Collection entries
++++++++++

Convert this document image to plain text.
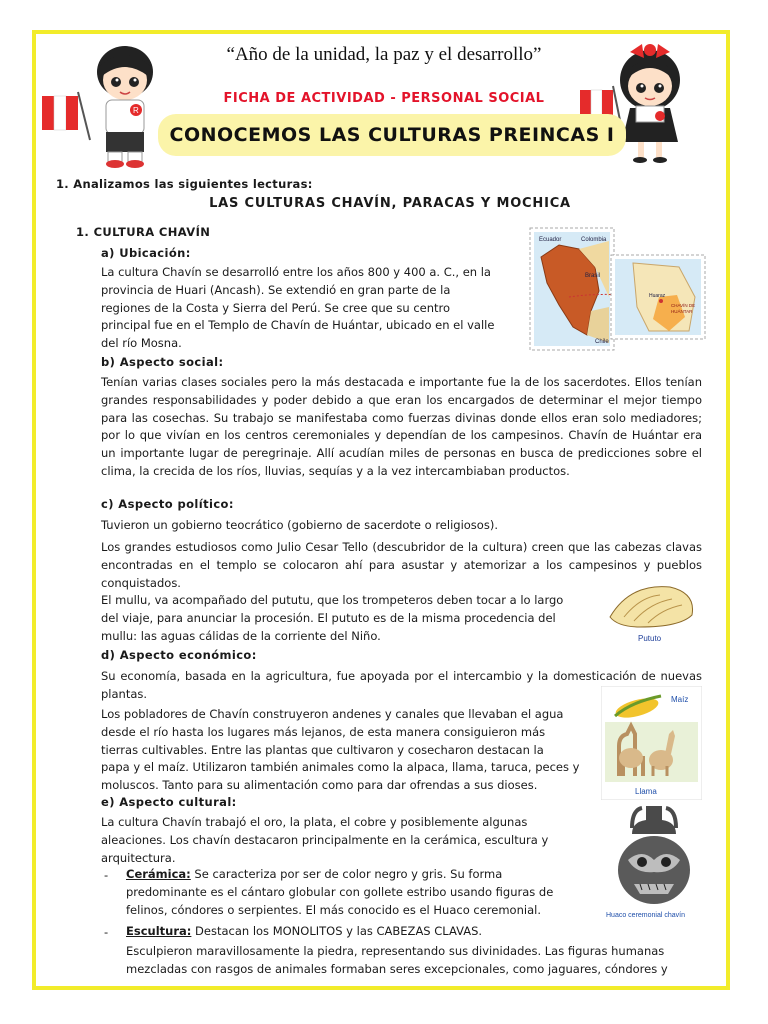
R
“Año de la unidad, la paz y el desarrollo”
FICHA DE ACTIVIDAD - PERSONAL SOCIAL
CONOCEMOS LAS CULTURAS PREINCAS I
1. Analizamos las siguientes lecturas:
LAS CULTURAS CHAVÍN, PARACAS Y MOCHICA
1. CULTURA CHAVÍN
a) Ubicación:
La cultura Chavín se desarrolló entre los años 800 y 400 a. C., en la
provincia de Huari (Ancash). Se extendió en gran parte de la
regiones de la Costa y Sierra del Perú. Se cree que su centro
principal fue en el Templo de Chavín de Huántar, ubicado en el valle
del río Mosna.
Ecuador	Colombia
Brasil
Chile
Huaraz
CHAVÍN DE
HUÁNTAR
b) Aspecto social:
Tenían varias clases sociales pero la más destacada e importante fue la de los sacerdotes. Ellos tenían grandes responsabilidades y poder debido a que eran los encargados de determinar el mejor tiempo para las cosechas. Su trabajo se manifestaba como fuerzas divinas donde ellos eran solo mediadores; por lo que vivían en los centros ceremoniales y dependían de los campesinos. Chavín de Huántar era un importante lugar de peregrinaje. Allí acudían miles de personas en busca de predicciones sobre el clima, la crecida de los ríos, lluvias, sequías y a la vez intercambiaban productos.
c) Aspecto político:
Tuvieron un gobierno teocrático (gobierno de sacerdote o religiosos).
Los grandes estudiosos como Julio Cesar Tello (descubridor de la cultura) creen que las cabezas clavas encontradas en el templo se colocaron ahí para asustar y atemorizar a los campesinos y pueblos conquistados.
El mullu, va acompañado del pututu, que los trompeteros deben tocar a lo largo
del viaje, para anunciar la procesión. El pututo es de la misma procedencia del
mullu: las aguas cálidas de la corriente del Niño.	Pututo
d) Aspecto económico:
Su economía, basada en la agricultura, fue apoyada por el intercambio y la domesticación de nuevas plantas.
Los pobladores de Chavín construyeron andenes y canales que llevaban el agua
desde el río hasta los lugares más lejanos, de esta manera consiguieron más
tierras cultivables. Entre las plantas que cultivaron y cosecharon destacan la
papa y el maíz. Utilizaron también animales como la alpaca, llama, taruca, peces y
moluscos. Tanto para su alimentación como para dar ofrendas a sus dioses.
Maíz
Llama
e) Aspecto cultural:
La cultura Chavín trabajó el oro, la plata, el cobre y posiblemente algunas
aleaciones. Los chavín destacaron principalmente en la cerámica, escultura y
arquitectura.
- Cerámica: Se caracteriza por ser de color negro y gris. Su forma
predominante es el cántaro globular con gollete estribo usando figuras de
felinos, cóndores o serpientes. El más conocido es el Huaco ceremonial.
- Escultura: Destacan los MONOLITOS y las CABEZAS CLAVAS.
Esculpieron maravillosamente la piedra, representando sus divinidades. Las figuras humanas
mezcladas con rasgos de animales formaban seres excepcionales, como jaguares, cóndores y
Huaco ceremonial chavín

++++++++++

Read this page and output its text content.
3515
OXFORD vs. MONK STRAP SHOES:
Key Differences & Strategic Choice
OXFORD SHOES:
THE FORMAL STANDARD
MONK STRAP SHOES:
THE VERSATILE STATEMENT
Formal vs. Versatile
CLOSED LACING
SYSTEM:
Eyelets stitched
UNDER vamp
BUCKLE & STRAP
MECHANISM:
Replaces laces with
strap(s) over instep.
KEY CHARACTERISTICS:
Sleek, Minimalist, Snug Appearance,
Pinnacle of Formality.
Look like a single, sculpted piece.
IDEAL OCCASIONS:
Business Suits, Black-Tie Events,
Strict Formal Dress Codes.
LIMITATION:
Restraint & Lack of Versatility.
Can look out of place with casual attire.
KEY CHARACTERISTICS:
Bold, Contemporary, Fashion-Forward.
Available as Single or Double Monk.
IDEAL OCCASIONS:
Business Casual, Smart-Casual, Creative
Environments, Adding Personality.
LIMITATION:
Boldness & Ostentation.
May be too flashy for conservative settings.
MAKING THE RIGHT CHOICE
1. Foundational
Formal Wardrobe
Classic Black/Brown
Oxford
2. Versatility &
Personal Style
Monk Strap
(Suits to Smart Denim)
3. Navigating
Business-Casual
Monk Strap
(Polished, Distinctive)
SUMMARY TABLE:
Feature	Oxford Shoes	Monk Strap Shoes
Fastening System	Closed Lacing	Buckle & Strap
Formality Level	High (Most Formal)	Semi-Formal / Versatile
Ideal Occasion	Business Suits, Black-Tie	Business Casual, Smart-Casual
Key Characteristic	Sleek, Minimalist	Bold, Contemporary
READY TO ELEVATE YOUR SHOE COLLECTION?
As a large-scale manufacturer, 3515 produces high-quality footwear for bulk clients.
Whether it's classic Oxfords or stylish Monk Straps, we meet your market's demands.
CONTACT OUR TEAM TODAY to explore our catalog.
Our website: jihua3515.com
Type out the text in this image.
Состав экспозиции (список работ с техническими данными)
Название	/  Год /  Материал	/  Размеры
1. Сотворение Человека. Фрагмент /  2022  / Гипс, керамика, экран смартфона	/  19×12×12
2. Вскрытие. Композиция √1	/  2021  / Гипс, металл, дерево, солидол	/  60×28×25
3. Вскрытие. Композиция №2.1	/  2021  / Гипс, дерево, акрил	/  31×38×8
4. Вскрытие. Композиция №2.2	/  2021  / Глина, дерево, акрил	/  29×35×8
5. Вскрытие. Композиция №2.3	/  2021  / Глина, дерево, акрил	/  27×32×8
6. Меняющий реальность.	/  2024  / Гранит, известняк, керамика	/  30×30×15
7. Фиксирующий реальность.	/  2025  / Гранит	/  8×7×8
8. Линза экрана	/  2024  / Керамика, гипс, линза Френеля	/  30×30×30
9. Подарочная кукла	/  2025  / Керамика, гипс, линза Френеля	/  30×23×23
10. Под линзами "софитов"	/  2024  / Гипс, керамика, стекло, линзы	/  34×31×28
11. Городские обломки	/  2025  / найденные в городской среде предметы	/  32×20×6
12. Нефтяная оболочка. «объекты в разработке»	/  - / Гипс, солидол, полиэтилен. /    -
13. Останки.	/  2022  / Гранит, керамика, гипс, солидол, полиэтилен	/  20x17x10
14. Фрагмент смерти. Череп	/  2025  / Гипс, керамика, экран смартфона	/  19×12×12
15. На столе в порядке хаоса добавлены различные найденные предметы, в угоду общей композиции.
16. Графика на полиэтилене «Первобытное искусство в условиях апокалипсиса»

++++++++++

**Written exercise:**
Copy out the lines in which the string "Sleek" appears.

**Exercise response:**
Sleek, Minimalist, Snug Appearance,
Key Characteristic	Sleek, Minimalist	Bold, Contemporary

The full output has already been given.